_Written instruction_
Read the records and write them out again exactly.
══ Extracted material
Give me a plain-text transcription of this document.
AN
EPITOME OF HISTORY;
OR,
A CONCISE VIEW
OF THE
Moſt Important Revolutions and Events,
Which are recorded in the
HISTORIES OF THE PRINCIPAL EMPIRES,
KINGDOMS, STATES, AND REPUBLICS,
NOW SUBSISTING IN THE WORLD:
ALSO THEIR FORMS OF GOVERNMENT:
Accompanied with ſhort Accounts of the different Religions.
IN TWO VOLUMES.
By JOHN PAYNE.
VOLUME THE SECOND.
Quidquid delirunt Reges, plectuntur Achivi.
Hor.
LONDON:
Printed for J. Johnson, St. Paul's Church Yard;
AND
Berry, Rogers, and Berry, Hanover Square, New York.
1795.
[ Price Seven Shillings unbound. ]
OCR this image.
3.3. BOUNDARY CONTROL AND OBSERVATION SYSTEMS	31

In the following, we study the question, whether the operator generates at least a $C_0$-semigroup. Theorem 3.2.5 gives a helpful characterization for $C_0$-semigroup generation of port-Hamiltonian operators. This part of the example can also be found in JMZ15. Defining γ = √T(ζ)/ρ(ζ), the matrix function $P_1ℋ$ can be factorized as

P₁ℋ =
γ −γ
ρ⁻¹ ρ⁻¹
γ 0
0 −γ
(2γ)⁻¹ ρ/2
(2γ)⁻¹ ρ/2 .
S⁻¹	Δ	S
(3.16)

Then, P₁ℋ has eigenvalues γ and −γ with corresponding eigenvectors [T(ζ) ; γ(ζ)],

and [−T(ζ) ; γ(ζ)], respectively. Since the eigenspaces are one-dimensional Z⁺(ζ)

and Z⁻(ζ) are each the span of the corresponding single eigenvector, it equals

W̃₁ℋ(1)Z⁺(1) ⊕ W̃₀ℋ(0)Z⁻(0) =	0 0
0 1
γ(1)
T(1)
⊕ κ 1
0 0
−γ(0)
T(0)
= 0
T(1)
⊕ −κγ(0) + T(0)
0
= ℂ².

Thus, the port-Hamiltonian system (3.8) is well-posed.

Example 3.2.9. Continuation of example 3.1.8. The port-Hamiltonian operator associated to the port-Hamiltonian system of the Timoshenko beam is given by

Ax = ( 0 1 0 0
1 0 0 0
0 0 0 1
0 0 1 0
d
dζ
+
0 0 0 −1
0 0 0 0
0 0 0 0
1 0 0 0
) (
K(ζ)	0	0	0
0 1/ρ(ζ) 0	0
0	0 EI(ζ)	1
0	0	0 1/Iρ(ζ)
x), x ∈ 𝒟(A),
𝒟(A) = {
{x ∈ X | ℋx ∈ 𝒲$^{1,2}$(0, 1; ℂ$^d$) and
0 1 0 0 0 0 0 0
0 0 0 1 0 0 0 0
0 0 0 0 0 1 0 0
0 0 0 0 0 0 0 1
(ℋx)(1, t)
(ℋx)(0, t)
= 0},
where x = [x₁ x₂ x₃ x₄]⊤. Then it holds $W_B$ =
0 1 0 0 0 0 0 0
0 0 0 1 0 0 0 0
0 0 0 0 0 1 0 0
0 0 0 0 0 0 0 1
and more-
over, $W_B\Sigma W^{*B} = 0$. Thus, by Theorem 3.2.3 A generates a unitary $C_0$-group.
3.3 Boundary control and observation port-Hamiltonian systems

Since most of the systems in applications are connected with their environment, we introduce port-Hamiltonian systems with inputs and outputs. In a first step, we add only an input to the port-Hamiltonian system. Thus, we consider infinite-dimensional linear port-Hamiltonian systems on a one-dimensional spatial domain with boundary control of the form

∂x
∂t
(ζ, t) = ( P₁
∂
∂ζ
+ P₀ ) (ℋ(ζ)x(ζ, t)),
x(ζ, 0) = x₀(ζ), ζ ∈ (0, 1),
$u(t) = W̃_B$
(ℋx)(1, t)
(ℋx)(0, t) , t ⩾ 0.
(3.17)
════
_Answer for the task_
Give me a plain-text transcription of this document.
AN
EPITOME OF HISTORY;
OR,
A CONCISE VIEW
OF THE
Moſt Important Revolutions and Events,
Which are recorded in the
HISTORIES OF THE PRINCIPAL EMPIRES,
KINGDOMS, STATES, AND REPUBLICS,
NOW SUBSISTING IN THE WORLD:
ALSO THEIR FORMS OF GOVERNMENT:
Accompanied with ſhort Accounts of the different Religions.
IN TWO VOLUMES.
By JOHN PAYNE.
VOLUME THE SECOND.
Quidquid delirunt Reges, plectuntur Achivi.
Hor.
LONDON:
Printed for J. Johnson, St. Paul's Church Yard;
AND
Berry, Rogers, and Berry, Hanover Square, New York.
1795.
[ Price Seven Shillings unbound. ]
OCR this image.
3.3. BOUNDARY CONTROL AND OBSERVATION SYSTEMS	31

In the following, we study the question, whether the operator generates at least a $C_0$-semigroup. Theorem 3.2.5 gives a helpful characterization for $C_0$-semigroup generation of port-Hamiltonian operators. This part of the example can also be found in JMZ15. Defining γ = √T(ζ)/ρ(ζ), the matrix function $P_1ℋ$ can be factorized as

P₁ℋ =
γ −γ
ρ⁻¹ ρ⁻¹
γ 0
0 −γ
(2γ)⁻¹ ρ/2
(2γ)⁻¹ ρ/2 .
S⁻¹	Δ	S
(3.16)

Then, P₁ℋ has eigenvalues γ and −γ with corresponding eigenvectors [T(ζ) ; γ(ζ)],

and [−T(ζ) ; γ(ζ)], respectively. Since the eigenspaces are one-dimensional Z⁺(ζ)

and Z⁻(ζ) are each the span of the corresponding single eigenvector, it equals

W̃₁ℋ(1)Z⁺(1) ⊕ W̃₀ℋ(0)Z⁻(0) =	0 0
0 1
γ(1)
T(1)
⊕ κ 1
0 0
−γ(0)
T(0)
= 0
T(1)
⊕ −κγ(0) + T(0)
0
= ℂ².

Thus, the port-Hamiltonian system (3.8) is well-posed.

Example 3.2.9. Continuation of example 3.1.8. The port-Hamiltonian operator associated to the port-Hamiltonian system of the Timoshenko beam is given by

Ax = ( 0 1 0 0
1 0 0 0
0 0 0 1
0 0 1 0
d
dζ
+
0 0 0 −1
0 0 0 0
0 0 0 0
1 0 0 0
) (
K(ζ)	0	0	0
0 1/ρ(ζ) 0	0
0	0 EI(ζ)	1
0	0	0 1/Iρ(ζ)
x), x ∈ 𝒟(A),
𝒟(A) = {
{x ∈ X | ℋx ∈ 𝒲$^{1,2}$(0, 1; ℂ$^d$) and
0 1 0 0 0 0 0 0
0 0 0 1 0 0 0 0
0 0 0 0 0 1 0 0
0 0 0 0 0 0 0 1
(ℋx)(1, t)
(ℋx)(0, t)
= 0},
where x = [x₁ x₂ x₃ x₄]⊤. Then it holds $W_B$ =
0 1 0 0 0 0 0 0
0 0 0 1 0 0 0 0
0 0 0 0 0 1 0 0
0 0 0 0 0 0 0 1
and more-
over, $W_B\Sigma W^{*B} = 0$. Thus, by Theorem 3.2.3 A generates a unitary $C_0$-group.
3.3 Boundary control and observation port-Hamiltonian systems

Since most of the systems in applications are connected with their environment, we introduce port-Hamiltonian systems with inputs and outputs. In a first step, we add only an input to the port-Hamiltonian system. Thus, we consider infinite-dimensional linear port-Hamiltonian systems on a one-dimensional spatial domain with boundary control of the form

∂x
∂t
(ζ, t) = ( P₁
∂
∂ζ
+ P₀ ) (ℋ(ζ)x(ζ, t)),
x(ζ, 0) = x₀(ζ), ζ ∈ (0, 1),
$u(t) = W̃_B$
(ℋx)(1, t)
(ℋx)(0, t) , t ⩾ 0.
(3.17)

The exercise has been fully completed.